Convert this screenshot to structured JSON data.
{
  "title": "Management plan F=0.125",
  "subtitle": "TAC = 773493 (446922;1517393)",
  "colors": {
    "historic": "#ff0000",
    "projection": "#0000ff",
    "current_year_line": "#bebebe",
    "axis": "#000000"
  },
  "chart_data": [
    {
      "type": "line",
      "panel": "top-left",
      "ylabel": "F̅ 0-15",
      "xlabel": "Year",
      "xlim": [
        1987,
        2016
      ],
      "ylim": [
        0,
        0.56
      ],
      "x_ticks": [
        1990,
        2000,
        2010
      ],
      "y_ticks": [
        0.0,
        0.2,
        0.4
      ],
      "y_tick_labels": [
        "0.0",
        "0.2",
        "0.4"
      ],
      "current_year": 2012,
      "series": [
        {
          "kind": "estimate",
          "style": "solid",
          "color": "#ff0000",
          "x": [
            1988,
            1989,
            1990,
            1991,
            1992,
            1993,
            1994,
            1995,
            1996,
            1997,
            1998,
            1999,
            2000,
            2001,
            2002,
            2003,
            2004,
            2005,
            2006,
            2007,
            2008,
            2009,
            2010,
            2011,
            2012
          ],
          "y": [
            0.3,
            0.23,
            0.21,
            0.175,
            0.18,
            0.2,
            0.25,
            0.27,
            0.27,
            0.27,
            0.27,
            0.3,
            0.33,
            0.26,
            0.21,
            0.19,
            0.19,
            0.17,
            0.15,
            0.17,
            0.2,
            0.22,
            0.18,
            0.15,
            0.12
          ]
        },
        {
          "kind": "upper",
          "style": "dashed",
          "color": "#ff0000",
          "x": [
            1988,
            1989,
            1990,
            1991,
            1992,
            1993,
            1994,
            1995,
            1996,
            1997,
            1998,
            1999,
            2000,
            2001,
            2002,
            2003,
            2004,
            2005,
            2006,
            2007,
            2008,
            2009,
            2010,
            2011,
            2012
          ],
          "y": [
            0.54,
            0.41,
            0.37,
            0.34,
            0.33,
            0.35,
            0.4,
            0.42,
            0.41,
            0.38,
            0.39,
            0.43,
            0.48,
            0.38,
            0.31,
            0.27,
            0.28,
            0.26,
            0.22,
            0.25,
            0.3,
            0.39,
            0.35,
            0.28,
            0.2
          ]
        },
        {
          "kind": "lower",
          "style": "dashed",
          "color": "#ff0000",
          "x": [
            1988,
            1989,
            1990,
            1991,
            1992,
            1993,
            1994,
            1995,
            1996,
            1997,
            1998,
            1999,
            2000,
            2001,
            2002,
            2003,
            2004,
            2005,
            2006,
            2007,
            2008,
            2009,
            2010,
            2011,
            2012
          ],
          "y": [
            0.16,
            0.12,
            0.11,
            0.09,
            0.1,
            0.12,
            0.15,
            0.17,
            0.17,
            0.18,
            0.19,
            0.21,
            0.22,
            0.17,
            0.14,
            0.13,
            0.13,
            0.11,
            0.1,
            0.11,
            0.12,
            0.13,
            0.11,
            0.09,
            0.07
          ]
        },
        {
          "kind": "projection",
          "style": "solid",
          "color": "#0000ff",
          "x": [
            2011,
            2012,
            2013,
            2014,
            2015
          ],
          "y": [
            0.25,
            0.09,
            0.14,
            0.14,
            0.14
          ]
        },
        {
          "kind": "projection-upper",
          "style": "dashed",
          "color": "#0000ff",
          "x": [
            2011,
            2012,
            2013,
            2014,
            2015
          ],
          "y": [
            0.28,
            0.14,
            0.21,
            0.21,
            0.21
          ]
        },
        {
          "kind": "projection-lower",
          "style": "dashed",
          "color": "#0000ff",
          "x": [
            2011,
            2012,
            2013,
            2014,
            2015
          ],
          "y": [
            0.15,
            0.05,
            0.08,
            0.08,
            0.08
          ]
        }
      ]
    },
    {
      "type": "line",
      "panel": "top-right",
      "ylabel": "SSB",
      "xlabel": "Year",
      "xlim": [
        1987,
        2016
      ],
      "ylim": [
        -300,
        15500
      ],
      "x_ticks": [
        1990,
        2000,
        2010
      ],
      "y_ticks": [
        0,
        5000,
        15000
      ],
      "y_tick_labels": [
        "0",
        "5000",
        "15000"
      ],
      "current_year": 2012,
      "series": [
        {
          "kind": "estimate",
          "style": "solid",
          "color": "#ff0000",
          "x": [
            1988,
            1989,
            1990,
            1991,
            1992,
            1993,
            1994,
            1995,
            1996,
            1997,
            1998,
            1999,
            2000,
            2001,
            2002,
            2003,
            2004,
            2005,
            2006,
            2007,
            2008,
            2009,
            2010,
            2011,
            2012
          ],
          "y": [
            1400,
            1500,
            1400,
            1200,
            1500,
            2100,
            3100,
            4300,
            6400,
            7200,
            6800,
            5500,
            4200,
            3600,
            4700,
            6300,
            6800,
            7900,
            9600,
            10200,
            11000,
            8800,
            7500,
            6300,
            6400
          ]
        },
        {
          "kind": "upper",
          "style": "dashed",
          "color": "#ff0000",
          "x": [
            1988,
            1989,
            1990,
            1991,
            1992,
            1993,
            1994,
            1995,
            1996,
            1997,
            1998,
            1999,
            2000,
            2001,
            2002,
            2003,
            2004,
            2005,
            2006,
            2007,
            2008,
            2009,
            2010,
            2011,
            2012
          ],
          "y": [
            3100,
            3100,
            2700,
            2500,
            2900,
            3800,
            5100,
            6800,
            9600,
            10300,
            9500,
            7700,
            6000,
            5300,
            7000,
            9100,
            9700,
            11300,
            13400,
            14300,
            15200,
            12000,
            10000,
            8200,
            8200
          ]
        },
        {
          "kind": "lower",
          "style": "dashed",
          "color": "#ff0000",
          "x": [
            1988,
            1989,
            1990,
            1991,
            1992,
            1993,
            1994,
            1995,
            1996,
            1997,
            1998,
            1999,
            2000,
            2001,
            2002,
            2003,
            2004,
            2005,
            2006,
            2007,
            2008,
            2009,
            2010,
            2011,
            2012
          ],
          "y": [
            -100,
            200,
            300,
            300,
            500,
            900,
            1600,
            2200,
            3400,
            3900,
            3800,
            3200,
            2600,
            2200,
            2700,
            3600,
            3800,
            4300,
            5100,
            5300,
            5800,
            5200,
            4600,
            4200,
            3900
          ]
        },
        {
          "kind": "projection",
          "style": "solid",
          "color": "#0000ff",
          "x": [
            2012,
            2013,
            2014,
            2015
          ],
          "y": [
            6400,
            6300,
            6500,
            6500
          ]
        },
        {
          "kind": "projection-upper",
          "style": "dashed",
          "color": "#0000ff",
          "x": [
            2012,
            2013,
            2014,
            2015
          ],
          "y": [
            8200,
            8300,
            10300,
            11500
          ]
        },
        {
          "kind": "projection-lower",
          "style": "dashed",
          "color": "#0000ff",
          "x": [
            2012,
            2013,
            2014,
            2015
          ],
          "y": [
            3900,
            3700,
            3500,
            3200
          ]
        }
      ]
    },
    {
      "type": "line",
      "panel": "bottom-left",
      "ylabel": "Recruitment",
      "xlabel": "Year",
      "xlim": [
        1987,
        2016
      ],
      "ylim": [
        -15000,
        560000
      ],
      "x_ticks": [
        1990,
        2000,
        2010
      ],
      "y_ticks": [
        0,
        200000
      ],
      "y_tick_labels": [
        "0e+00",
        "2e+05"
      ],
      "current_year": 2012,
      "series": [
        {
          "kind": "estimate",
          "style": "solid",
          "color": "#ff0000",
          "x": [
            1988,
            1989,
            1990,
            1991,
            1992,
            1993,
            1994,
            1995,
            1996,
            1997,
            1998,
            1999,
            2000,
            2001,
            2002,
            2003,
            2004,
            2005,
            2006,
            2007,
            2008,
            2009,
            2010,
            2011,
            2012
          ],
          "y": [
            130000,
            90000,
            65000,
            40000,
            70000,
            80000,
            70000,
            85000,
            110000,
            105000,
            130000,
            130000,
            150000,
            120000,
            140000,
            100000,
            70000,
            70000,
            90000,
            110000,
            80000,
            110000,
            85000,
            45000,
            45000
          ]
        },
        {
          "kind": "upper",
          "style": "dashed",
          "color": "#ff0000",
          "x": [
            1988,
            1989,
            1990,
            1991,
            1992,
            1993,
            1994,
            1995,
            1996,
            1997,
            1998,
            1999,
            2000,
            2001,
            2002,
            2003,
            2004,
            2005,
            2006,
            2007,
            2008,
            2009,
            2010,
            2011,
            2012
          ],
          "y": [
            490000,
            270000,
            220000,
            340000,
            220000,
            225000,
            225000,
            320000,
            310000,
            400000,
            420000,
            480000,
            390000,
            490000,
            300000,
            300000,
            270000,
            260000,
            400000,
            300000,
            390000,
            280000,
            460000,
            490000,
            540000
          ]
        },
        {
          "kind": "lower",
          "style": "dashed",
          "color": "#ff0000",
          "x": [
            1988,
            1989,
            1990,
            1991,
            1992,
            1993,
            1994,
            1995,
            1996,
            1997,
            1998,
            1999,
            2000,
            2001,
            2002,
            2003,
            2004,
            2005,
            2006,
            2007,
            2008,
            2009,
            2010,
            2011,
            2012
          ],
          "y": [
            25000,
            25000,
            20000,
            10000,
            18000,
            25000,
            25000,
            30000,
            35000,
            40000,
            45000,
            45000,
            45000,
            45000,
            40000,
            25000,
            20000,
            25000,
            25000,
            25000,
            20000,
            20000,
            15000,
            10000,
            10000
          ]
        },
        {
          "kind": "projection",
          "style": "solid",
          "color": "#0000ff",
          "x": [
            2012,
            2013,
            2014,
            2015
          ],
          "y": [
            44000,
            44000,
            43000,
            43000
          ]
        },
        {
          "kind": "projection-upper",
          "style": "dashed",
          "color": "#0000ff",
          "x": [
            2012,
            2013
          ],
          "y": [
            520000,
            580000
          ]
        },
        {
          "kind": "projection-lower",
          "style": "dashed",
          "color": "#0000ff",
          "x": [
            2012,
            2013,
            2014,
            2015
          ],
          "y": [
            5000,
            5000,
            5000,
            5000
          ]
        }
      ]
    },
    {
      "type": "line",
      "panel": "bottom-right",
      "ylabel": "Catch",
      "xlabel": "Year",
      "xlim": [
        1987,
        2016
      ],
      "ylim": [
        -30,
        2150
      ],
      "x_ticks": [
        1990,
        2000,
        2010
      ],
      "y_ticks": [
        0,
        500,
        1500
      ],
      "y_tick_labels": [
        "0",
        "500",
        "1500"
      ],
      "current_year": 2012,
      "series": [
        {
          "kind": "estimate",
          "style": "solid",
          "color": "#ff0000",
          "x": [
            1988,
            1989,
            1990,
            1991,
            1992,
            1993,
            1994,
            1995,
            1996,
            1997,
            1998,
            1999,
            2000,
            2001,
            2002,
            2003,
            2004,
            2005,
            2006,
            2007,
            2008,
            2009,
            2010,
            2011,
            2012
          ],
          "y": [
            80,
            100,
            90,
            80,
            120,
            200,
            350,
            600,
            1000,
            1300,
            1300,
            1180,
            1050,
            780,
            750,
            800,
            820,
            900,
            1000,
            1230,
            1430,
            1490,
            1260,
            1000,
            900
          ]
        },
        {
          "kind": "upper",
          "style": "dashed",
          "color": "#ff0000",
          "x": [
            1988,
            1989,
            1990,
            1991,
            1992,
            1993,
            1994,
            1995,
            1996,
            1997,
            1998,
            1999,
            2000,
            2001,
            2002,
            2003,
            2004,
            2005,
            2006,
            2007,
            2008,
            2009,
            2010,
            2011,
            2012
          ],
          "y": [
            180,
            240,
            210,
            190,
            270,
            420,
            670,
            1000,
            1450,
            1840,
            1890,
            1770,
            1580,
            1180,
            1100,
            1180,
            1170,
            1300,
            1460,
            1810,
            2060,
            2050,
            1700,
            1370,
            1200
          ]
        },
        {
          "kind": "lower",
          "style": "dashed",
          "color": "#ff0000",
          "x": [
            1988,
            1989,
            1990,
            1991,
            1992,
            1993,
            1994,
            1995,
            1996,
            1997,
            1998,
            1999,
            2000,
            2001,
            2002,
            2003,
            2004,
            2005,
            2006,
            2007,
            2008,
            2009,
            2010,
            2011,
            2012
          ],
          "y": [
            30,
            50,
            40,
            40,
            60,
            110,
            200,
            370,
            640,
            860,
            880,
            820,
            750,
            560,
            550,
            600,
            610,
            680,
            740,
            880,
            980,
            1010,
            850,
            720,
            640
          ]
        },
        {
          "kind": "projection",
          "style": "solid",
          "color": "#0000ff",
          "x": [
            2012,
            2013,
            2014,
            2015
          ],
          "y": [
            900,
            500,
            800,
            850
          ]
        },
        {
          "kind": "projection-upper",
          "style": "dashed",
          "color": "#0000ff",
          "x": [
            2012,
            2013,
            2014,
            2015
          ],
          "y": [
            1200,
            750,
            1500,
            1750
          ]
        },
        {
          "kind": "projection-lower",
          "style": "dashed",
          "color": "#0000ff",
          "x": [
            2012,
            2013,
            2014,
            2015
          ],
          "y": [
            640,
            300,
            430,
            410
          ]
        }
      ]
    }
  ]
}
--------
## DIRECTIONS FOR THIS TASK
Report how many lines above hold the string "panel", giving nothing but the number.

## SOLUTION
4